• Your objective: Your task is to print every entry below exactly as given.

• Records for this exercise:
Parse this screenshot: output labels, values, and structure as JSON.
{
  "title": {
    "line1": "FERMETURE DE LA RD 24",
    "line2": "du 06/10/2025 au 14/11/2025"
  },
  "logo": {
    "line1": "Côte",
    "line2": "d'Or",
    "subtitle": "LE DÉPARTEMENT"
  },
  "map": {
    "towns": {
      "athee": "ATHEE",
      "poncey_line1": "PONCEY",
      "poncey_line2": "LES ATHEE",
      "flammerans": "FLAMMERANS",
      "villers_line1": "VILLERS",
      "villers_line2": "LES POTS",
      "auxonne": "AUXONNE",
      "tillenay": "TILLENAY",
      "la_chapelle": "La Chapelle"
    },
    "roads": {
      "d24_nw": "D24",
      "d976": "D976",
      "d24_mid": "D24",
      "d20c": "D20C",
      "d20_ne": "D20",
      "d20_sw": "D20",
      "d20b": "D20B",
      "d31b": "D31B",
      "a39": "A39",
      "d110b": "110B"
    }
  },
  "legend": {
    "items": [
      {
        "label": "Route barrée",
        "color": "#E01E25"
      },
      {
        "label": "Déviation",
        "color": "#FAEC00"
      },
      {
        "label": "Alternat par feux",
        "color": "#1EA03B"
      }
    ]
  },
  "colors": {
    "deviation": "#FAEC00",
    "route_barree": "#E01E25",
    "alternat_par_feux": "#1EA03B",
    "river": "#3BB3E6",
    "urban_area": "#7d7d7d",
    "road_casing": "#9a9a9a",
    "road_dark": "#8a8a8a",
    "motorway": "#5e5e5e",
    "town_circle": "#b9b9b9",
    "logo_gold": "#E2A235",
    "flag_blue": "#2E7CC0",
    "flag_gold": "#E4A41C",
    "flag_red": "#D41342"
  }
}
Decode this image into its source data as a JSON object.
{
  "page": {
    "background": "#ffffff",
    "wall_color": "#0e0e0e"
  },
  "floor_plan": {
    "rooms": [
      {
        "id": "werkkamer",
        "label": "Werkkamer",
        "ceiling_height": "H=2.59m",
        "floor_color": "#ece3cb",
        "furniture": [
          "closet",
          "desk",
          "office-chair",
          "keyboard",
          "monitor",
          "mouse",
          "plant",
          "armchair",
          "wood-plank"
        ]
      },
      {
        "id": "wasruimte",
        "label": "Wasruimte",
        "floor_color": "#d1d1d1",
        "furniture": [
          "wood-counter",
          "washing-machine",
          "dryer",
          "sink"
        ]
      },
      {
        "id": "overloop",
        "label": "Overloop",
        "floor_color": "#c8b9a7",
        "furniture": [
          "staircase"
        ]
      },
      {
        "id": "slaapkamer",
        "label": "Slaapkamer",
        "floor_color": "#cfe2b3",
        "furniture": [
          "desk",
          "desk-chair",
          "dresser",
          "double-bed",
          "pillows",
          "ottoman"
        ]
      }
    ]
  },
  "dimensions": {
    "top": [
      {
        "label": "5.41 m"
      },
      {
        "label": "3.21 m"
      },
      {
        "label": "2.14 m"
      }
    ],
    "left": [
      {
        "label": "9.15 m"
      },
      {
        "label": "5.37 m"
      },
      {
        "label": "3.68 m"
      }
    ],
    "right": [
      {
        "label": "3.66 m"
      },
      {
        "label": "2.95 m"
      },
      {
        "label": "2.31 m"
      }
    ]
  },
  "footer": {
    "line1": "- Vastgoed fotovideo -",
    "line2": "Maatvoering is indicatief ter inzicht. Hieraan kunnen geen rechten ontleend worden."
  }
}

• Response below:
Parse this screenshot: output labels, values, and structure as JSON.
{
  "title": {
    "line1": "FERMETURE DE LA RD 24",
    "line2": "du 06/10/2025 au 14/11/2025"
  },
  "logo": {
    "line1": "Côte",
    "line2": "d'Or",
    "subtitle": "LE DÉPARTEMENT"
  },
  "map": {
    "towns": {
      "athee": "ATHEE",
      "poncey_line1": "PONCEY",
      "poncey_line2": "LES ATHEE",
      "flammerans": "FLAMMERANS",
      "villers_line1": "VILLERS",
      "villers_line2": "LES POTS",
      "auxonne": "AUXONNE",
      "tillenay": "TILLENAY",
      "la_chapelle": "La Chapelle"
    },
    "roads": {
      "d24_nw": "D24",
      "d976": "D976",
      "d24_mid": "D24",
      "d20c": "D20C",
      "d20_ne": "D20",
      "d20_sw": "D20",
      "d20b": "D20B",
      "d31b": "D31B",
      "a39": "A39",
      "d110b": "110B"
    }
  },
  "legend": {
    "items": [
      {
        "label": "Route barrée",
        "color": "#E01E25"
      },
      {
        "label": "Déviation",
        "color": "#FAEC00"
      },
      {
        "label": "Alternat par feux",
        "color": "#1EA03B"
      }
    ]
  },
  "colors": {
    "deviation": "#FAEC00",
    "route_barree": "#E01E25",
    "alternat_par_feux": "#1EA03B",
    "river": "#3BB3E6",
    "urban_area": "#7d7d7d",
    "road_casing": "#9a9a9a",
    "road_dark": "#8a8a8a",
    "motorway": "#5e5e5e",
    "town_circle": "#b9b9b9",
    "logo_gold": "#E2A235",
    "flag_blue": "#2E7CC0",
    "flag_gold": "#E4A41C",
    "flag_red": "#D41342"
  }
}
Decode this image into its source data as a JSON object.
{
  "page": {
    "background": "#ffffff",
    "wall_color": "#0e0e0e"
  },
  "floor_plan": {
    "rooms": [
      {
        "id": "werkkamer",
        "label": "Werkkamer",
        "ceiling_height": "H=2.59m",
        "floor_color": "#ece3cb",
        "furniture": [
          "closet",
          "desk",
          "office-chair",
          "keyboard",
          "monitor",
          "mouse",
          "plant",
          "armchair",
          "wood-plank"
        ]
      },
      {
        "id": "wasruimte",
        "label": "Wasruimte",
        "floor_color": "#d1d1d1",
        "furniture": [
          "wood-counter",
          "washing-machine",
          "dryer",
          "sink"
        ]
      },
      {
        "id": "overloop",
        "label": "Overloop",
        "floor_color": "#c8b9a7",
        "furniture": [
          "staircase"
        ]
      },
      {
        "id": "slaapkamer",
        "label": "Slaapkamer",
        "floor_color": "#cfe2b3",
        "furniture": [
          "desk",
          "desk-chair",
          "dresser",
          "double-bed",
          "pillows",
          "ottoman"
        ]
      }
    ]
  },
  "dimensions": {
    "top": [
      {
        "label": "5.41 m"
      },
      {
        "label": "3.21 m"
      },
      {
        "label": "2.14 m"
      }
    ],
    "left": [
      {
        "label": "9.15 m"
      },
      {
        "label": "5.37 m"
      },
      {
        "label": "3.68 m"
      }
    ],
    "right": [
      {
        "label": "3.66 m"
      },
      {
        "label": "2.95 m"
      },
      {
        "label": "2.31 m"
      }
    ]
  },
  "footer": {
    "line1": "- Vastgoed fotovideo -",
    "line2": "Maatvoering is indicatief ter inzicht. Hieraan kunnen geen rechten ontleend worden."
  }
}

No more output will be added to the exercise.